== Consigne 1 ==
Recopiez telles quelles, dans les enregistrements, les lignes allant de celle qui contient « process-bar <box>617 283 620 319</box> » jusqu'à celle qui contient « network-swap-icon <box>647 95 659 105</box> », ces deux lignes comprises.

== Page ==

▬▬▬▬▬▬▬▬▬▬

Autres méthodes utilisées pour contourner la prévention de la fraude
Pour court-circuiter les systèmes de prévention de la fraude, la technique utilisée doit avant tout être familière, ou paraître totalement nouvelle. Les cybercriminels connaissent toutes les options qui s’offrent à eux, même cette seconde possibilité, et il existe même un service sur Internet qui réalise cette action.
Lorsque nous disons totalement nouvelle cela signifie qu’il n’y a aucune correspondance entre le masque numérique utilisé et tous les autres masques numériques que le service connaît. En d’autres termes, le fraudeur ne peut pas se connecter au service équipé d’un système de prévention de la fraude, même s’il installe un nouveau navigateur sur son ordinateur puisque certains paramètres seront les mêmes que ceux utilisés par le masque numérique précédemment utilisé : matériel informatique, résolution de l’écran, et bien d’autres.
Un service, qui s’appelle Sphere, permet aux escrocs de créer une nouvelle identité numérique et de personnaliser tous ces paramètres pour que le système de prévention de la fraude la considère comme totalement nouvelle. Rien ne l’empêche de faire confiance à cette nouvelle personne.
Dites non à votre double
Le problème est que, quelle que soit la sophistication du système de prévention de la fraude, ces techniques fonctionnent puisque les algorithmes du système de prévention de la fraude, qui détermine si la personne peut accéder aux fonds, utilisent exactement les mêmes données que celles recueillies par les malfaiteurs.

▬▬▬▬▬▬▬▬▬▬

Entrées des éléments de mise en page

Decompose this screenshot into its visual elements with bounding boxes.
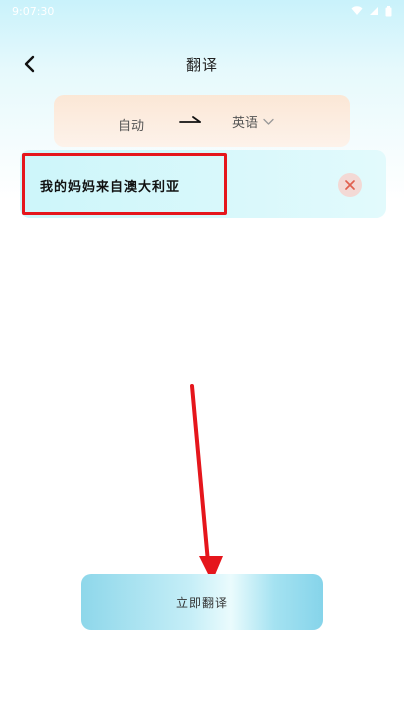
translate-button[interactable]: 立即翻译 xyxy=(81,574,323,630)
clear-button[interactable] xyxy=(338,173,362,197)
source-language[interactable]: 自动 xyxy=(118,115,144,134)
arrow-right-icon[interactable] xyxy=(179,114,203,128)
close-icon xyxy=(345,180,355,190)
battery-icon xyxy=(385,5,392,16)
signal-icon xyxy=(370,7,378,15)
target-language-dropdown[interactable]: 英语 xyxy=(232,112,274,131)
target-language: 英语 xyxy=(232,116,259,131)
page-title: 翻译 xyxy=(185,56,218,74)
language-selector: 自动 英语 xyxy=(54,95,350,147)
nav-bar: 翻译 xyxy=(0,42,404,86)
wifi-icon xyxy=(351,6,363,15)
chevron-down-icon xyxy=(263,118,274,125)
status-bar: 9:07:30 xyxy=(0,0,404,22)
highlight-box xyxy=(22,153,227,215)
status-time: 9:07:30 xyxy=(12,4,55,18)
status-icons xyxy=(351,5,392,17)
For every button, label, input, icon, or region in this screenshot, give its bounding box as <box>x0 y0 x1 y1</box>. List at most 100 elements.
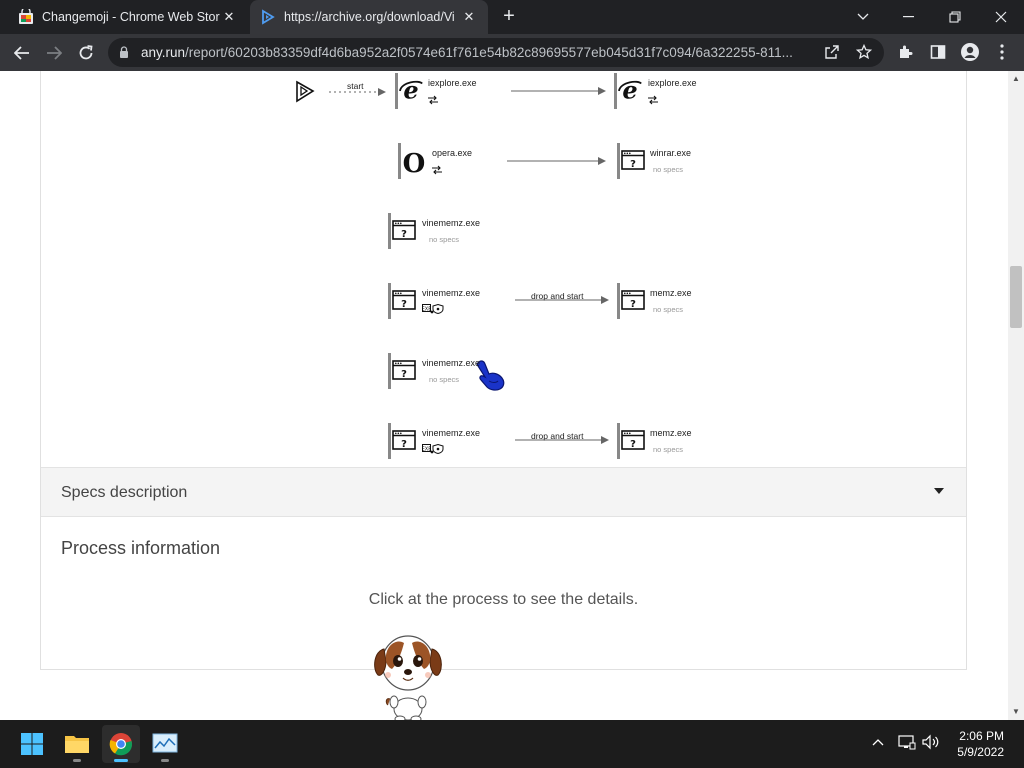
process-bar <box>617 283 620 319</box>
restore-button[interactable] <box>932 0 978 34</box>
process-bar <box>614 73 617 109</box>
exe-shield-badges-icon <box>422 304 444 314</box>
process-name[interactable]: memz.exe <box>650 288 692 298</box>
ie-icon[interactable] <box>618 75 642 104</box>
volume-icon[interactable] <box>922 734 940 753</box>
network-swap-icon <box>647 95 659 105</box>
file-explorer-button[interactable] <box>58 725 96 763</box>
chrome-taskbar-button[interactable] <box>102 725 140 763</box>
windows-taskbar: 2:06 PM 5/9/2022 <box>0 720 1024 768</box>
process-name[interactable]: iexplore.exe <box>428 78 477 88</box>
clock-date: 5/9/2022 <box>957 745 1004 759</box>
tab-archive[interactable]: https://archive.org/download/Vi ✕ <box>250 0 488 34</box>
chrome-menu-icon[interactable] <box>990 40 1014 64</box>
process-bar <box>617 143 620 179</box>
page-scrollbar[interactable]: ▲ ▼ <box>1008 71 1024 720</box>
edge-label: drop and start <box>531 291 584 301</box>
process-spec: no specs <box>653 445 684 454</box>
forward-button[interactable] <box>41 40 67 66</box>
new-tab-button[interactable]: + <box>498 6 520 28</box>
close-tab-icon[interactable]: ✕ <box>220 8 238 26</box>
process-bar <box>395 73 398 109</box>
tab-search-icon[interactable] <box>840 0 886 34</box>
address-bar[interactable]: any.run/report/60203b83359df4d6ba952a2f0… <box>108 38 884 67</box>
system-clock[interactable]: 2:06 PM 5/9/2022 <box>957 728 1004 760</box>
process-information-hint: Click at the process to see the details. <box>368 591 639 608</box>
back-button[interactable] <box>9 40 35 66</box>
resource-monitor-button[interactable] <box>146 725 184 763</box>
reload-button[interactable] <box>73 40 99 66</box>
process-spec: no specs <box>429 375 460 384</box>
folder-icon <box>65 736 89 753</box>
unknown-app-icon[interactable] <box>621 290 645 310</box>
browser-toolbar: any.run/report/60203b83359df4d6ba952a2f0… <box>0 34 1024 71</box>
start-node-icon[interactable] <box>296 80 315 103</box>
bookmark-star-icon[interactable] <box>852 40 876 64</box>
start-edge-label: start <box>347 81 364 91</box>
unknown-app-icon[interactable] <box>621 150 645 170</box>
extensions-icon[interactable] <box>894 40 918 64</box>
clock-time: 2:06 PM <box>959 729 1004 743</box>
scroll-down-arrow-icon[interactable]: ▼ <box>1011 707 1021 717</box>
share-icon[interactable] <box>820 40 844 64</box>
close-window-button[interactable] <box>978 0 1024 34</box>
minimize-button[interactable] <box>886 0 932 34</box>
ie-icon[interactable] <box>399 75 423 104</box>
chrome-icon <box>109 733 133 756</box>
edge-label: drop and start <box>531 431 584 441</box>
scrollbar-thumb[interactable] <box>1010 266 1022 328</box>
process-name[interactable]: winrar.exe <box>650 148 691 158</box>
exe-shield-badges-icon <box>422 444 444 454</box>
process-name[interactable]: vinememz.exe <box>422 218 480 228</box>
caret-down-icon[interactable] <box>934 488 944 494</box>
running-indicator <box>161 759 169 762</box>
tab-title: Changemoji - Chrome Web Store <box>42 10 220 24</box>
process-name[interactable]: iexplore.exe <box>648 78 697 88</box>
process-name[interactable]: opera.exe <box>432 148 472 158</box>
url-path: /report/60203b83359df4d6ba952a2f0574e61f… <box>185 45 793 60</box>
chrome-web-store-icon <box>19 9 33 24</box>
process-bar <box>388 213 391 249</box>
tab-changemoji[interactable]: Changemoji - Chrome Web Store ✕ <box>8 0 248 34</box>
process-name[interactable]: vinememz.exe <box>422 358 480 368</box>
active-indicator <box>114 759 128 762</box>
process-graph-canvas: ? e EXE <box>296 73 659 459</box>
running-indicator <box>73 759 81 762</box>
url-host: any.run <box>141 45 186 60</box>
specs-description-label: Specs description <box>61 484 188 501</box>
dog-mascot-icon <box>374 635 442 720</box>
opera-icon[interactable]: O <box>403 149 426 179</box>
process-bar <box>388 353 391 389</box>
report-card: ? e EXE <box>40 71 967 670</box>
start-button[interactable] <box>13 725 51 763</box>
process-spec: no specs <box>653 305 684 314</box>
unknown-app-icon[interactable] <box>392 290 416 310</box>
unknown-app-icon[interactable] <box>621 430 645 450</box>
specs-description-toggle[interactable]: Specs description <box>41 467 966 517</box>
process-name[interactable]: vinememz.exe <box>422 428 480 438</box>
side-panel-icon[interactable] <box>926 40 950 64</box>
process-information-heading: Process information <box>61 538 221 558</box>
process-name[interactable]: memz.exe <box>650 428 692 438</box>
network-icon[interactable] <box>898 734 916 753</box>
network-swap-icon <box>431 165 443 175</box>
unknown-app-icon[interactable] <box>392 430 416 450</box>
process-bar <box>388 283 391 319</box>
process-spec: no specs <box>653 165 684 174</box>
scroll-up-arrow-icon[interactable]: ▲ <box>1011 74 1021 84</box>
browser-tab-strip: Changemoji - Chrome Web Store ✕ https://… <box>0 0 1024 34</box>
tab-title: https://archive.org/download/Vi <box>284 10 455 24</box>
process-bar <box>388 423 391 459</box>
pointer-hand-cursor-icon <box>476 360 505 391</box>
unknown-app-icon[interactable] <box>392 220 416 240</box>
anyrun-icon <box>262 9 275 25</box>
process-name[interactable]: vinememz.exe <box>422 288 480 298</box>
unknown-app-icon[interactable] <box>392 360 416 380</box>
windows-logo-icon <box>21 733 43 755</box>
profile-avatar-icon[interactable] <box>958 40 982 64</box>
lock-icon <box>120 46 128 58</box>
close-tab-icon[interactable]: ✕ <box>460 8 478 26</box>
process-bar <box>398 143 401 179</box>
url-text: any.run/report/60203b83359df4d6ba952a2f0… <box>141 45 821 60</box>
chevron-up-icon[interactable] <box>872 734 884 749</box>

▬▬▬▬▬▬▬▬▬▬

== Consigne 2 ==
Prolongez le texte sur le contournement de la prévention de la fraude à partir de là où il s'arrête.

== Réponse attendue 1 ==
process-bar <box>617 283 620 319</box>
restore-button[interactable] <box>932 0 978 34</box>
process-bar <box>614 73 617 109</box>
exe-shield-badges-icon <box>422 304 444 314</box>
process-name[interactable]: memz.exe <box>650 288 692 298</box>
ie-icon[interactable] <box>618 75 642 104</box>
volume-icon[interactable] <box>922 734 940 753</box>
network-swap-icon <box>647 95 659 105</box>

== Réponse attendue 2 ==
Est-il possible de se protéger de cette fraude à la carte bancaire perfectionnée ?
Pour les banques, la protection consiste à introduire une utilisation obligatoire de l’authentification à deux facteurs, y compris en utilisant certaines technologies de biométrie comme second facteur : lecture d’empreintes digitales (les vraies empreintes, pas les numériques), et reconnaissance faciale ou de l’iris. Les banques doivent aussi avoir connaissance des différents genres de fraude qui émergent, sinon elles ne peuvent pas prendre les mesures nécessaires pour les combattre.
Quant à l’utilisateur, la seule façon de se protéger de ce type de fraude à la carte bancaire est de s’assurer que personne ne puisse mettre la main sur son masque numérique. Pour ce faire, il doit installer une solution de sécurité robuste qui va éliminer tous les malwares qui essaient de falsifier ses données.